# Task objective:
Rewrite every one of the records below with "interactable" swapped for "clickable" wherever it occurs, keeping every other character unchanged. Leave the pictures out of your answer.

(Spatial annotation entries)
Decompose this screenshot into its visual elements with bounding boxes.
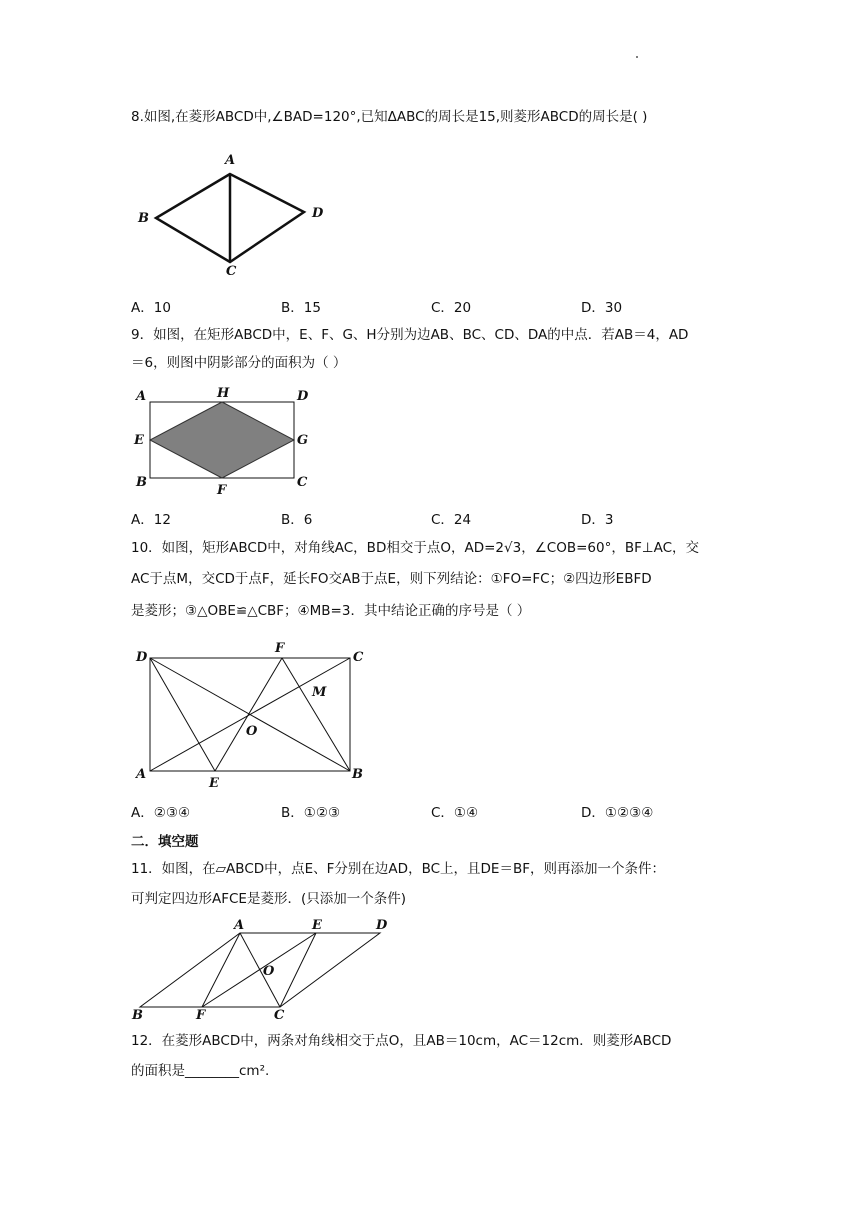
q8-option-c[interactable]: C．20 [431,300,472,316]
label-b: B [136,475,147,490]
q8-option-a[interactable]: A．10 [131,300,171,316]
label-o: O [263,964,275,979]
q10-text-line3: 是菱形；③△OBE≌△CBF；④MB=3．其中结论正确的序号是（ ） [131,603,531,619]
q10-option-a[interactable]: A．②③④ [131,805,191,821]
label-c: C [353,650,364,665]
q10-option-c[interactable]: C．①④ [431,805,479,821]
q10-rectangle-figure [130,638,375,793]
segment-fb [282,658,350,771]
label-a: A [234,918,245,933]
q10-text-line2: AC于点M，交CD于点F，延长FO交AB于点E，则下列结论：①FO=FC；②四边形EBFD [131,571,652,587]
q9-options [131,508,751,528]
label-m: M [312,685,327,700]
q9-option-d[interactable]: D．3 [581,512,614,528]
q10-option-b[interactable]: B．①②③ [281,805,341,821]
q12-text-line1: 12．在菱形ABCD中，两条对角线相交于点O，且AB＝10cm，AC＝12cm．则菱形ABCD [131,1033,672,1049]
q9-option-a[interactable]: A．12 [131,512,171,528]
label-c: C [274,1008,285,1023]
q8-text: 8.如图,在菱形ABCD中,∠BAD=120°,已知ΔABC的周长是15,则菱形ABCD的周长是( ) [131,109,648,125]
label-h: H [217,386,230,401]
label-b: B [138,211,149,226]
label-c: C [297,475,308,490]
label-d: D [376,918,388,933]
label-f: F [275,641,285,656]
label-b: B [132,1008,143,1023]
label-g: G [297,433,309,448]
q9-text-line1: 9．如图，在矩形ABCD中，E、F、G、H分别为边AB、BC、CD、DA的中点．若AB＝4，AD [131,327,689,343]
label-c: C [226,264,237,279]
q9-option-b[interactable]: B．6 [281,512,313,528]
page-dot [636,56,638,58]
q9-rectangle-figure [130,383,320,498]
q8-option-b[interactable]: B．15 [281,300,321,316]
q10-text-line1: 10．如图，矩形ABCD中，对角线AC，BD相交于点O，AD=2√3，∠COB=60°，BF⊥AC，交 [131,540,700,556]
label-f: F [196,1008,206,1023]
label-e: E [209,776,219,791]
label-b: B [352,767,363,782]
label-e: E [312,918,322,933]
q9-option-c[interactable]: C．24 [431,512,472,528]
segment-ef [215,658,282,771]
q9-text-line2: ＝6，则图中阴影部分的面积为（ ） [131,355,347,371]
q10-options [131,801,751,821]
q11-parallelogram-figure [130,915,400,1023]
diagonal-fe [202,933,316,1007]
q8-options [131,296,751,316]
label-f: F [217,483,227,498]
shaded-rhombus-efgh [150,402,294,478]
q11-text-line2: 可判定四边形AFCE是菱形．(只添加一个条件) [131,891,406,907]
label-d: D [312,206,324,221]
q11-text-line1: 11．如图，在▱ABCD中，点E、F分别在边AD，BC上，且DE＝BF，则再添加一个条件： [131,861,665,877]
label-d: D [136,650,148,665]
segment-de [150,658,215,771]
q12-text-line2: 的面积是________cm². [131,1063,270,1079]
q8-rhombus-figure [130,145,340,280]
section-heading-fill-in: 二．填空题 [131,834,199,850]
label-a: A [225,153,236,168]
label-d: D [297,389,309,404]
q8-option-d[interactable]: D．30 [581,300,623,316]
q10-option-d[interactable]: D．①②③④ [581,805,654,821]
label-a: A [136,389,147,404]
label-a: A [136,767,147,782]
label-e: E [134,433,144,448]
label-o: O [246,724,258,739]
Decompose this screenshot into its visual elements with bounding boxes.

# Solution:
Decompose this screenshot into its visual elements with bounding boxes.
q8-option-c[clickable]: C．20 [431,300,472,316]
label-b: B [136,475,147,490]
q8-option-a[clickable]: A．10 [131,300,171,316]
label-o: O [263,964,275,979]
q10-text-line3: 是菱形；③△OBE≌△CBF；④MB=3．其中结论正确的序号是（ ） [131,603,531,619]
q10-option-a[clickable]: A．②③④ [131,805,191,821]
label-c: C [353,650,364,665]
q10-option-c[clickable]: C．①④ [431,805,479,821]
q10-rectangle-figure [130,638,375,793]
segment-fb [282,658,350,771]
label-a: A [234,918,245,933]
q10-text-line2: AC于点M，交CD于点F，延长FO交AB于点E，则下列结论：①FO=FC；②四边形EBFD [131,571,652,587]
q9-options [131,508,751,528]
label-m: M [312,685,327,700]
q9-option-d[clickable]: D．3 [581,512,614,528]
q10-option-b[clickable]: B．①②③ [281,805,341,821]
q12-text-line1: 12．在菱形ABCD中，两条对角线相交于点O，且AB＝10cm，AC＝12cm．则菱形ABCD [131,1033,672,1049]
q9-option-a[clickable]: A．12 [131,512,171,528]
label-c: C [274,1008,285,1023]
q8-text: 8.如图,在菱形ABCD中,∠BAD=120°,已知ΔABC的周长是15,则菱形ABCD的周长是( ) [131,109,648,125]
label-h: H [217,386,230,401]
label-b: B [138,211,149,226]
label-c: C [297,475,308,490]
label-d: D [376,918,388,933]
label-f: F [275,641,285,656]
label-b: B [132,1008,143,1023]
label-g: G [297,433,309,448]
q9-text-line1: 9．如图，在矩形ABCD中，E、F、G、H分别为边AB、BC、CD、DA的中点．若AB＝4，AD [131,327,689,343]
label-c: C [226,264,237,279]
q9-option-b[clickable]: B．6 [281,512,313,528]
page-dot [636,56,638,58]
q9-rectangle-figure [130,383,320,498]
q8-option-b[clickable]: B．15 [281,300,321,316]
q10-text-line1: 10．如图，矩形ABCD中，对角线AC，BD相交于点O，AD=2√3，∠COB=60°，BF⊥AC，交 [131,540,700,556]
label-f: F [196,1008,206,1023]
label-e: E [209,776,219,791]
label-b: B [352,767,363,782]
label-e: E [312,918,322,933]
q9-option-c[clickable]: C．24 [431,512,472,528]
segment-ef [215,658,282,771]
q9-text-line2: ＝6，则图中阴影部分的面积为（ ） [131,355,347,371]
q10-options [131,801,751,821]
q11-parallelogram-figure [130,915,400,1023]
diagonal-fe [202,933,316,1007]
q8-options [131,296,751,316]
label-f: F [217,483,227,498]
shaded-rhombus-efgh [150,402,294,478]
q11-text-line2: 可判定四边形AFCE是菱形．(只添加一个条件) [131,891,406,907]
label-d: D [312,206,324,221]
q11-text-line1: 11．如图，在▱ABCD中，点E、F分别在边AD，BC上，且DE＝BF，则再添加一个条件： [131,861,665,877]
label-d: D [136,650,148,665]
segment-de [150,658,215,771]
q12-text-line2: 的面积是________cm². [131,1063,270,1079]
q8-rhombus-figure [130,145,340,280]
section-heading-fill-in: 二．填空题 [131,834,199,850]
label-a: A [225,153,236,168]
label-d: D [297,389,309,404]
q8-option-d[clickable]: D．30 [581,300,623,316]
q10-option-d[clickable]: D．①②③④ [581,805,654,821]
label-a: A [136,389,147,404]
label-a: A [136,767,147,782]
label-e: E [134,433,144,448]
label-o: O [246,724,258,739]
Decompose this screenshot into its visual elements with bounding boxes.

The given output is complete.